• _EXERCISE DIRECTIONS_:
Every record that follows must be duplicated exactly, with images left out.

━━━━━ MATERIAL SUPPLIED ━━━━━

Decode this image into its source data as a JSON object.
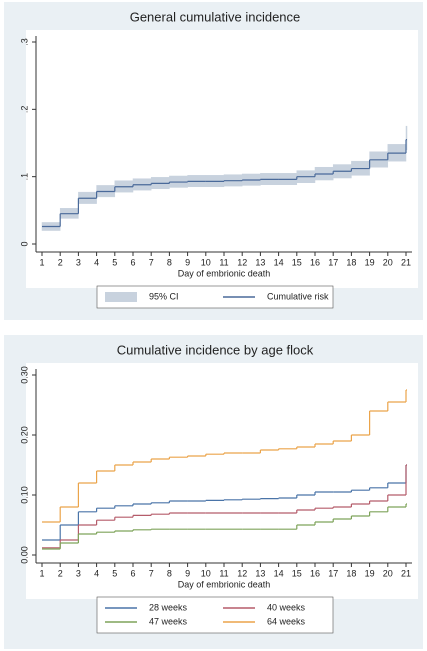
{
  "chart_data": [
    {
      "type": "line",
      "step": true,
      "title": "General cumulative incidence",
      "x_label": "Day of embrionic death",
      "x": [
        1,
        2,
        3,
        4,
        5,
        6,
        7,
        8,
        9,
        10,
        11,
        12,
        13,
        14,
        15,
        16,
        17,
        18,
        19,
        20,
        21
      ],
      "xlim": [
        1,
        21
      ],
      "xticks": [
        1,
        2,
        3,
        4,
        5,
        6,
        7,
        8,
        9,
        10,
        11,
        12,
        13,
        14,
        15,
        16,
        17,
        18,
        19,
        20,
        21
      ],
      "ylim": [
        0,
        0.3
      ],
      "yticks": [
        0,
        {
          "value": 0.1,
          "label": ".1"
        },
        {
          "value": 0.2,
          "label": ".2"
        },
        {
          "value": 0.3,
          "label": ".3"
        }
      ],
      "grid": false,
      "ci": {
        "name": "95% CI",
        "color": "#c8d2de",
        "lower": [
          0.02,
          0.038,
          0.06,
          0.07,
          0.077,
          0.08,
          0.082,
          0.084,
          0.085,
          0.085,
          0.086,
          0.087,
          0.088,
          0.088,
          0.091,
          0.095,
          0.098,
          0.102,
          0.114,
          0.123,
          0.14
        ],
        "upper": [
          0.032,
          0.053,
          0.077,
          0.087,
          0.094,
          0.097,
          0.099,
          0.101,
          0.102,
          0.102,
          0.103,
          0.104,
          0.105,
          0.105,
          0.109,
          0.114,
          0.118,
          0.123,
          0.137,
          0.148,
          0.175
        ]
      },
      "series": [
        {
          "name": "Cumulative risk",
          "color": "#4a6a9a",
          "values": [
            0.026,
            0.045,
            0.068,
            0.078,
            0.085,
            0.088,
            0.09,
            0.092,
            0.093,
            0.093,
            0.094,
            0.095,
            0.096,
            0.096,
            0.1,
            0.104,
            0.108,
            0.112,
            0.125,
            0.135,
            0.155
          ]
        }
      ]
    },
    {
      "type": "line",
      "step": true,
      "title": "Cumulative incidence by age flock",
      "x_label": "Day of embrionic death",
      "x": [
        1,
        2,
        3,
        4,
        5,
        6,
        7,
        8,
        9,
        10,
        11,
        12,
        13,
        14,
        15,
        16,
        17,
        18,
        19,
        20,
        21
      ],
      "xlim": [
        1,
        21
      ],
      "xticks": [
        1,
        2,
        3,
        4,
        5,
        6,
        7,
        8,
        9,
        10,
        11,
        12,
        13,
        14,
        15,
        16,
        17,
        18,
        19,
        20,
        21
      ],
      "ylim": [
        0,
        0.3
      ],
      "yticks": [
        {
          "value": 0,
          "label": "0.00"
        },
        {
          "value": 0.1,
          "label": "0.10"
        },
        {
          "value": 0.2,
          "label": "0.20"
        },
        {
          "value": 0.3,
          "label": "0.30"
        }
      ],
      "grid": false,
      "series": [
        {
          "name": "28 weeks",
          "color": "#4a74a8",
          "values": [
            0.025,
            0.05,
            0.072,
            0.078,
            0.082,
            0.085,
            0.087,
            0.09,
            0.09,
            0.091,
            0.092,
            0.093,
            0.094,
            0.095,
            0.1,
            0.105,
            0.105,
            0.108,
            0.112,
            0.12,
            0.15
          ]
        },
        {
          "name": "40 weeks",
          "color": "#b55c6a",
          "values": [
            0.012,
            0.025,
            0.05,
            0.058,
            0.063,
            0.066,
            0.068,
            0.07,
            0.07,
            0.07,
            0.07,
            0.07,
            0.07,
            0.07,
            0.075,
            0.078,
            0.08,
            0.085,
            0.09,
            0.1,
            0.15
          ]
        },
        {
          "name": "47 weeks",
          "color": "#7ea35a",
          "values": [
            0.01,
            0.02,
            0.035,
            0.038,
            0.04,
            0.042,
            0.043,
            0.043,
            0.043,
            0.043,
            0.043,
            0.043,
            0.043,
            0.043,
            0.05,
            0.055,
            0.06,
            0.065,
            0.072,
            0.08,
            0.085
          ]
        },
        {
          "name": "64 weeks",
          "color": "#eba44a",
          "values": [
            0.055,
            0.08,
            0.12,
            0.14,
            0.15,
            0.155,
            0.16,
            0.163,
            0.165,
            0.168,
            0.17,
            0.17,
            0.175,
            0.177,
            0.18,
            0.185,
            0.19,
            0.2,
            0.24,
            0.255,
            0.275
          ]
        }
      ]
    }
  ]
}
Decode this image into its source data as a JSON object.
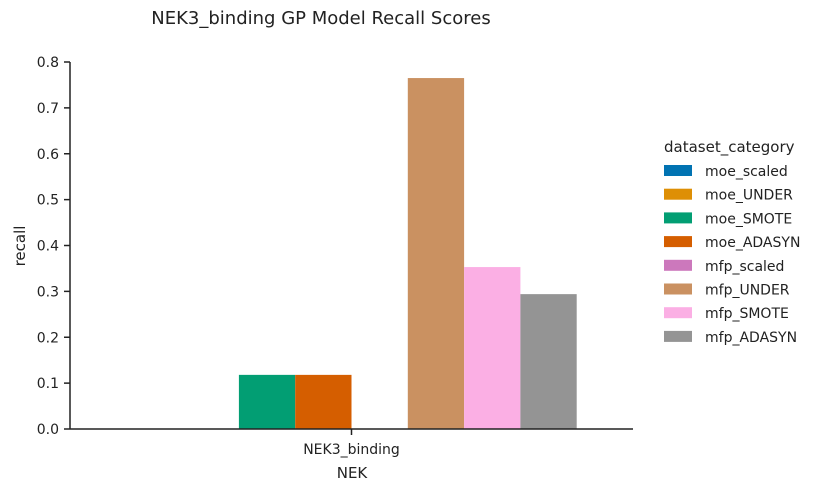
{
  "chart_data": {
    "type": "bar",
    "title": "NEK3_binding GP Model Recall Scores",
    "xlabel": "NEK",
    "ylabel": "recall",
    "categories": [
      "NEK3_binding"
    ],
    "ylim": [
      0,
      0.8
    ],
    "yticks": [
      "0.0",
      "0.1",
      "0.2",
      "0.3",
      "0.4",
      "0.5",
      "0.6",
      "0.7",
      "0.8"
    ],
    "grid": false,
    "legend_title": "dataset_category",
    "legend_position": "right",
    "series": [
      {
        "name": "moe_scaled",
        "values": [
          0.0
        ],
        "color": "#0173b2"
      },
      {
        "name": "moe_UNDER",
        "values": [
          0.0
        ],
        "color": "#de8f05"
      },
      {
        "name": "moe_SMOTE",
        "values": [
          0.118
        ],
        "color": "#029e73"
      },
      {
        "name": "moe_ADASYN",
        "values": [
          0.118
        ],
        "color": "#d55e00"
      },
      {
        "name": "mfp_scaled",
        "values": [
          0.0
        ],
        "color": "#cc78bc"
      },
      {
        "name": "mfp_UNDER",
        "values": [
          0.765
        ],
        "color": "#ca9161"
      },
      {
        "name": "mfp_SMOTE",
        "values": [
          0.353
        ],
        "color": "#fbafe4"
      },
      {
        "name": "mfp_ADASYN",
        "values": [
          0.294
        ],
        "color": "#949494"
      }
    ]
  }
}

━━━━━

• _EXERCISE ANSWER_:
Decode this image into its source data as a JSON object.
{
  "chart_data": [
    {
      "type": "line",
      "step": true,
      "title": "General cumulative incidence",
      "x_label": "Day of embrionic death",
      "x": [
        1,
        2,
        3,
        4,
        5,
        6,
        7,
        8,
        9,
        10,
        11,
        12,
        13,
        14,
        15,
        16,
        17,
        18,
        19,
        20,
        21
      ],
      "xlim": [
        1,
        21
      ],
      "xticks": [
        1,
        2,
        3,
        4,
        5,
        6,
        7,
        8,
        9,
        10,
        11,
        12,
        13,
        14,
        15,
        16,
        17,
        18,
        19,
        20,
        21
      ],
      "ylim": [
        0,
        0.3
      ],
      "yticks": [
        0,
        {
          "value": 0.1,
          "label": ".1"
        },
        {
          "value": 0.2,
          "label": ".2"
        },
        {
          "value": 0.3,
          "label": ".3"
        }
      ],
      "grid": false,
      "ci": {
        "name": "95% CI",
        "color": "#c8d2de",
        "lower": [
          0.02,
          0.038,
          0.06,
          0.07,
          0.077,
          0.08,
          0.082,
          0.084,
          0.085,
          0.085,
          0.086,
          0.087,
          0.088,
          0.088,
          0.091,
          0.095,
          0.098,
          0.102,
          0.114,
          0.123,
          0.14
        ],
        "upper": [
          0.032,
          0.053,
          0.077,
          0.087,
          0.094,
          0.097,
          0.099,
          0.101,
          0.102,
          0.102,
          0.103,
          0.104,
          0.105,
          0.105,
          0.109,
          0.114,
          0.118,
          0.123,
          0.137,
          0.148,
          0.175
        ]
      },
      "series": [
        {
          "name": "Cumulative risk",
          "color": "#4a6a9a",
          "values": [
            0.026,
            0.045,
            0.068,
            0.078,
            0.085,
            0.088,
            0.09,
            0.092,
            0.093,
            0.093,
            0.094,
            0.095,
            0.096,
            0.096,
            0.1,
            0.104,
            0.108,
            0.112,
            0.125,
            0.135,
            0.155
          ]
        }
      ]
    },
    {
      "type": "line",
      "step": true,
      "title": "Cumulative incidence by age flock",
      "x_label": "Day of embrionic death",
      "x": [
        1,
        2,
        3,
        4,
        5,
        6,
        7,
        8,
        9,
        10,
        11,
        12,
        13,
        14,
        15,
        16,
        17,
        18,
        19,
        20,
        21
      ],
      "xlim": [
        1,
        21
      ],
      "xticks": [
        1,
        2,
        3,
        4,
        5,
        6,
        7,
        8,
        9,
        10,
        11,
        12,
        13,
        14,
        15,
        16,
        17,
        18,
        19,
        20,
        21
      ],
      "ylim": [
        0,
        0.3
      ],
      "yticks": [
        {
          "value": 0,
          "label": "0.00"
        },
        {
          "value": 0.1,
          "label": "0.10"
        },
        {
          "value": 0.2,
          "label": "0.20"
        },
        {
          "value": 0.3,
          "label": "0.30"
        }
      ],
      "grid": false,
      "series": [
        {
          "name": "28 weeks",
          "color": "#4a74a8",
          "values": [
            0.025,
            0.05,
            0.072,
            0.078,
            0.082,
            0.085,
            0.087,
            0.09,
            0.09,
            0.091,
            0.092,
            0.093,
            0.094,
            0.095,
            0.1,
            0.105,
            0.105,
            0.108,
            0.112,
            0.12,
            0.15
          ]
        },
        {
          "name": "40 weeks",
          "color": "#b55c6a",
          "values": [
            0.012,
            0.025,
            0.05,
            0.058,
            0.063,
            0.066,
            0.068,
            0.07,
            0.07,
            0.07,
            0.07,
            0.07,
            0.07,
            0.07,
            0.075,
            0.078,
            0.08,
            0.085,
            0.09,
            0.1,
            0.15
          ]
        },
        {
          "name": "47 weeks",
          "color": "#7ea35a",
          "values": [
            0.01,
            0.02,
            0.035,
            0.038,
            0.04,
            0.042,
            0.043,
            0.043,
            0.043,
            0.043,
            0.043,
            0.043,
            0.043,
            0.043,
            0.05,
            0.055,
            0.06,
            0.065,
            0.072,
            0.08,
            0.085
          ]
        },
        {
          "name": "64 weeks",
          "color": "#eba44a",
          "values": [
            0.055,
            0.08,
            0.12,
            0.14,
            0.15,
            0.155,
            0.16,
            0.163,
            0.165,
            0.168,
            0.17,
            0.17,
            0.175,
            0.177,
            0.18,
            0.185,
            0.19,
            0.2,
            0.24,
            0.255,
            0.275
          ]
        }
      ]
    }
  ]
}
Decode this image into its source data as a JSON object.
{
  "chart_data": {
    "type": "bar",
    "title": "NEK3_binding GP Model Recall Scores",
    "xlabel": "NEK",
    "ylabel": "recall",
    "categories": [
      "NEK3_binding"
    ],
    "ylim": [
      0,
      0.8
    ],
    "yticks": [
      "0.0",
      "0.1",
      "0.2",
      "0.3",
      "0.4",
      "0.5",
      "0.6",
      "0.7",
      "0.8"
    ],
    "grid": false,
    "legend_title": "dataset_category",
    "legend_position": "right",
    "series": [
      {
        "name": "moe_scaled",
        "values": [
          0.0
        ],
        "color": "#0173b2"
      },
      {
        "name": "moe_UNDER",
        "values": [
          0.0
        ],
        "color": "#de8f05"
      },
      {
        "name": "moe_SMOTE",
        "values": [
          0.118
        ],
        "color": "#029e73"
      },
      {
        "name": "moe_ADASYN",
        "values": [
          0.118
        ],
        "color": "#d55e00"
      },
      {
        "name": "mfp_scaled",
        "values": [
          0.0
        ],
        "color": "#cc78bc"
      },
      {
        "name": "mfp_UNDER",
        "values": [
          0.765
        ],
        "color": "#ca9161"
      },
      {
        "name": "mfp_SMOTE",
        "values": [
          0.353
        ],
        "color": "#fbafe4"
      },
      {
        "name": "mfp_ADASYN",
        "values": [
          0.294
        ],
        "color": "#949494"
      }
    ]
  }
}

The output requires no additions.